**EXERCISE BRIEF**
Report how many lines of the entries below contain the word "Chris", and nothing more.

**THE DATA**
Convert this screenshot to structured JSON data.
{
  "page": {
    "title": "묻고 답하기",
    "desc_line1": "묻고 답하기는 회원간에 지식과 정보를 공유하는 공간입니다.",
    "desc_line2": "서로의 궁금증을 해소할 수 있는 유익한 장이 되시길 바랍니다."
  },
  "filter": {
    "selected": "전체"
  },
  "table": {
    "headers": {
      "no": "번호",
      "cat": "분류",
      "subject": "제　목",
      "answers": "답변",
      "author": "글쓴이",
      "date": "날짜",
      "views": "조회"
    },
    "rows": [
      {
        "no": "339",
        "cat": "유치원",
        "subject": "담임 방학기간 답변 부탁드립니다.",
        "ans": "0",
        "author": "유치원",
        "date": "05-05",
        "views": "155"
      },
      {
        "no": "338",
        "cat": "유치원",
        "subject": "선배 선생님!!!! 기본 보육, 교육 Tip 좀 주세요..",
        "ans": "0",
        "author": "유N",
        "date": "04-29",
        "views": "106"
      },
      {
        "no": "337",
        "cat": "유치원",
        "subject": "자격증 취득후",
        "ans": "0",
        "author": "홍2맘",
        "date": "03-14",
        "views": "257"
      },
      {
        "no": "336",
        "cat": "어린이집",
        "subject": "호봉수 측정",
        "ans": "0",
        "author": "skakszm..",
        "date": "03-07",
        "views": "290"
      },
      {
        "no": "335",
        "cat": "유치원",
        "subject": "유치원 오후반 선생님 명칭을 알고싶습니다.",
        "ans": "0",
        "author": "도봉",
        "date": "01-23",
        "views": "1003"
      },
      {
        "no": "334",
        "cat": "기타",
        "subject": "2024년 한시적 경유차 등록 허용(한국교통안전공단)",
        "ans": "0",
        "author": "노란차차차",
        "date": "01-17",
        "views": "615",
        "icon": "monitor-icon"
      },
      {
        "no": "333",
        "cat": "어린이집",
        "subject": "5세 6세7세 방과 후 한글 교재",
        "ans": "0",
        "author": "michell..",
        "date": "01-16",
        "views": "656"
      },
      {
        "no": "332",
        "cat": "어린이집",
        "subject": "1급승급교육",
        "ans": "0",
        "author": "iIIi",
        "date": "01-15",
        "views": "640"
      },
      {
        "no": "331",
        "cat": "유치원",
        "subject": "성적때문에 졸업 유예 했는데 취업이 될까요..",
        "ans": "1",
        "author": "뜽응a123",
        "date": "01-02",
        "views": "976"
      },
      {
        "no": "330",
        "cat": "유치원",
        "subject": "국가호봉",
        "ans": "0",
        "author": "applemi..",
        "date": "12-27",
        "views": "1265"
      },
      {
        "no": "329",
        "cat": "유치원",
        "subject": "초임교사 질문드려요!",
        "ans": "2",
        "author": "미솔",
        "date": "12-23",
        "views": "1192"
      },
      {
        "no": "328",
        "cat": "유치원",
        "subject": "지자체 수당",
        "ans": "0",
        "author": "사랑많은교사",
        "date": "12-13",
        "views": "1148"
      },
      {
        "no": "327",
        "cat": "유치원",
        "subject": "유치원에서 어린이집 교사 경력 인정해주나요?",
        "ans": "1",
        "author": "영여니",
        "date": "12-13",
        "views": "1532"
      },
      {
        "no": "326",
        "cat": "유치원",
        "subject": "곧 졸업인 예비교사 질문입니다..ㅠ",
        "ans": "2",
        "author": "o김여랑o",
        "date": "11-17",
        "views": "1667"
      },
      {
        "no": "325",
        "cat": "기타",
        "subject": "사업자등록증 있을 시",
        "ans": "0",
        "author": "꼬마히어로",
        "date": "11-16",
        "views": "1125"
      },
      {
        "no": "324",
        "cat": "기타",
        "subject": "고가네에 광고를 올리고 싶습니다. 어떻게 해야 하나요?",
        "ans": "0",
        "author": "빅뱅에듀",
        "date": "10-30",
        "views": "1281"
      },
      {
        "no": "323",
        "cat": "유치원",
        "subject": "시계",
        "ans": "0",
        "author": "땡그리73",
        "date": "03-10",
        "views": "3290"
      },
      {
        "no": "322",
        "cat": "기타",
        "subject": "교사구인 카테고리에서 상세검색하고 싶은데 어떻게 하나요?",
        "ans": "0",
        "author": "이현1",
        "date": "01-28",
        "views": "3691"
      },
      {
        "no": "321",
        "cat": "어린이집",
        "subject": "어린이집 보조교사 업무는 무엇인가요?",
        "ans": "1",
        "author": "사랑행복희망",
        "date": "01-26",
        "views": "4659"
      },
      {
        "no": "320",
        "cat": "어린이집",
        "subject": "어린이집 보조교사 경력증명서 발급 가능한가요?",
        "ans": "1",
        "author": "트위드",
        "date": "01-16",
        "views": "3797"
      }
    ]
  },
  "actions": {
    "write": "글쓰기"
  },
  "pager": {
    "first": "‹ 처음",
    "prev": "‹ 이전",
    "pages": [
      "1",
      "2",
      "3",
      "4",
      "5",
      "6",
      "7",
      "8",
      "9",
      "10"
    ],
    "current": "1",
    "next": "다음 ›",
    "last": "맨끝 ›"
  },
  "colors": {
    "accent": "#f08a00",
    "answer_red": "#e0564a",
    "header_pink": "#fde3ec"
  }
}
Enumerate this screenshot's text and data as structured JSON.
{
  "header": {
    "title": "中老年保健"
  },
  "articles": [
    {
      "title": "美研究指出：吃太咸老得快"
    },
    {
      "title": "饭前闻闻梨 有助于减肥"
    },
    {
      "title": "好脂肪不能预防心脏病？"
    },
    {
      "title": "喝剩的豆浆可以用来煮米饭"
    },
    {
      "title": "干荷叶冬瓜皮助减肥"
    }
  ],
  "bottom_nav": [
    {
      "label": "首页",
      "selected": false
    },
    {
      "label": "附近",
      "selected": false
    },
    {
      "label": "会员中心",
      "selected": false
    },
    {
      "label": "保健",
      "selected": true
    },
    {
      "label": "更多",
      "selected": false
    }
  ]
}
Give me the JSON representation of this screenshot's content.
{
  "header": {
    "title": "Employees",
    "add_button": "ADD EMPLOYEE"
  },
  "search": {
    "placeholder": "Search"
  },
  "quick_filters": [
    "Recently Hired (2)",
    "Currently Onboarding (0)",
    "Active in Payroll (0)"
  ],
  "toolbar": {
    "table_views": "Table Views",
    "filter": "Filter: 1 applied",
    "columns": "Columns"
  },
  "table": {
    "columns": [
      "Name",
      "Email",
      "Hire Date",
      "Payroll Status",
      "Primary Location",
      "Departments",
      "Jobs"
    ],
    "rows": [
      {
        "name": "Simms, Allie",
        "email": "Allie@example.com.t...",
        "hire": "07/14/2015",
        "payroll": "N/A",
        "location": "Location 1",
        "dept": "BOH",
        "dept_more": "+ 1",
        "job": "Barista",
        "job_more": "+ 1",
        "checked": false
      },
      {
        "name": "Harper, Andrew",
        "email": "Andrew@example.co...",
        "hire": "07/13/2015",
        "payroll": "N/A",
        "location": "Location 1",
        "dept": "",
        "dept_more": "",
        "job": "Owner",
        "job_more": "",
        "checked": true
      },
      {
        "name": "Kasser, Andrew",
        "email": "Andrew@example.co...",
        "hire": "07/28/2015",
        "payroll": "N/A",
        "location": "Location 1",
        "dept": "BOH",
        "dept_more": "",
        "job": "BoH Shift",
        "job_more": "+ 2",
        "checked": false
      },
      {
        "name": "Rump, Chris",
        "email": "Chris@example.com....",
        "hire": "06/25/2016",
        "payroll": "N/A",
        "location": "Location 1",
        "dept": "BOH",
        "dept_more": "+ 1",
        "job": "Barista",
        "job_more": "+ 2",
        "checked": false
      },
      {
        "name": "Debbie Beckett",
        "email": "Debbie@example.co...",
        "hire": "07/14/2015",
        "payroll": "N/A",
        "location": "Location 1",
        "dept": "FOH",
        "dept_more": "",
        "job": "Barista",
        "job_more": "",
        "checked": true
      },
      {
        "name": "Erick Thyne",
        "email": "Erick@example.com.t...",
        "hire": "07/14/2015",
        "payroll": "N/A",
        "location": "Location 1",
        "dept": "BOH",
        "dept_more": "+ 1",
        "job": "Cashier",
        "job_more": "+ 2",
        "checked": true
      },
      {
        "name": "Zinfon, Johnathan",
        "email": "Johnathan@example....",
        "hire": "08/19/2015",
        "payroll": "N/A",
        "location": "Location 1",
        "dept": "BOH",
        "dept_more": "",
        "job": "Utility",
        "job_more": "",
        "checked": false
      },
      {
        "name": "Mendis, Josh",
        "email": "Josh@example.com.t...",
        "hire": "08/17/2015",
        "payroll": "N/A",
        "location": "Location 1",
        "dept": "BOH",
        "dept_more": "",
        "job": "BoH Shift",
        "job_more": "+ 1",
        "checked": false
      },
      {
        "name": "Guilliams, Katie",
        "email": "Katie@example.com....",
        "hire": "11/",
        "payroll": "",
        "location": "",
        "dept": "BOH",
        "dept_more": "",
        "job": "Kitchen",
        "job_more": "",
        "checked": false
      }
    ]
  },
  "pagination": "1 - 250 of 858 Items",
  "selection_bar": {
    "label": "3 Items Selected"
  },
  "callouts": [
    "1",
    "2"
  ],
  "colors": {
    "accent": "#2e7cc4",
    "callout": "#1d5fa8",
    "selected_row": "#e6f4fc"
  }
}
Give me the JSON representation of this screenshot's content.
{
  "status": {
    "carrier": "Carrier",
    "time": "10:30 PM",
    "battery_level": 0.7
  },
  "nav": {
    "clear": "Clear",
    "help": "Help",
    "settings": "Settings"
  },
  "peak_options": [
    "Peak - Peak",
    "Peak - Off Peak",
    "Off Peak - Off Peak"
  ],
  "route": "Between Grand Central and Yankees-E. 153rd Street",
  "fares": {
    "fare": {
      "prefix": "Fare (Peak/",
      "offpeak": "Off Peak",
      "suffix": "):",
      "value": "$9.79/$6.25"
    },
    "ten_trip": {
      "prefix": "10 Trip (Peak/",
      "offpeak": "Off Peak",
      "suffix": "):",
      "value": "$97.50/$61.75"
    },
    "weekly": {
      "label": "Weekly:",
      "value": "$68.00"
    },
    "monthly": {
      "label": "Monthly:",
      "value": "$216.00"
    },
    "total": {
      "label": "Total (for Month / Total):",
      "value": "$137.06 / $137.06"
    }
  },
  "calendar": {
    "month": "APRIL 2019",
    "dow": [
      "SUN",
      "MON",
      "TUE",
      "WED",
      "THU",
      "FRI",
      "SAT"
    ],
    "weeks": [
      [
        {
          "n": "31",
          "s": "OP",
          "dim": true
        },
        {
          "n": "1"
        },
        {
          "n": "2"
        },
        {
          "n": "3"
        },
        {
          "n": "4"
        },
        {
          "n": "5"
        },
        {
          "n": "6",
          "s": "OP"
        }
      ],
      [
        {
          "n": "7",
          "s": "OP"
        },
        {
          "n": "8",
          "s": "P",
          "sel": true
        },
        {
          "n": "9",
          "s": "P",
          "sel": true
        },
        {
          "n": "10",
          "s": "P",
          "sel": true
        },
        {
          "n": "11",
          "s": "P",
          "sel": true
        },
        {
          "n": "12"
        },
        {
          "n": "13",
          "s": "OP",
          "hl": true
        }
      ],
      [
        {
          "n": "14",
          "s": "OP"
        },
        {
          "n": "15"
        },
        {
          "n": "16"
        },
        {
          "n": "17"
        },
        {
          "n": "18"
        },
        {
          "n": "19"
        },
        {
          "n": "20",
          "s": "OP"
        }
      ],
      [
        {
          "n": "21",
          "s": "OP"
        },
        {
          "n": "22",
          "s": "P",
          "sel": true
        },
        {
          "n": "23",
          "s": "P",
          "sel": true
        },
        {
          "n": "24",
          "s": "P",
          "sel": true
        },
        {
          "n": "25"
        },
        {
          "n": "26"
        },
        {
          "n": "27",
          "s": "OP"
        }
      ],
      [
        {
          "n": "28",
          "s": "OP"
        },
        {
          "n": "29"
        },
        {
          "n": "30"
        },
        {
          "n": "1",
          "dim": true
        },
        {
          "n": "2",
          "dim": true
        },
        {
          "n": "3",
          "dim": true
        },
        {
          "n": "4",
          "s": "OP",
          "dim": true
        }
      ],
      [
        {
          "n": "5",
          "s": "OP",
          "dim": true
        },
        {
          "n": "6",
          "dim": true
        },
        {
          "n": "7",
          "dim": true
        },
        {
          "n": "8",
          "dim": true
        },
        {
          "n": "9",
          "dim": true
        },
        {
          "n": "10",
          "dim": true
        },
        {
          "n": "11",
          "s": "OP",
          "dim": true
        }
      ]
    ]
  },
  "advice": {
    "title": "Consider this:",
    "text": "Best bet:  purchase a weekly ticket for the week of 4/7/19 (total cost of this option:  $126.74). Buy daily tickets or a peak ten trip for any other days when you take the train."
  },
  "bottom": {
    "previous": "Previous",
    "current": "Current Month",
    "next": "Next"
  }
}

**THE OUTPUT**
2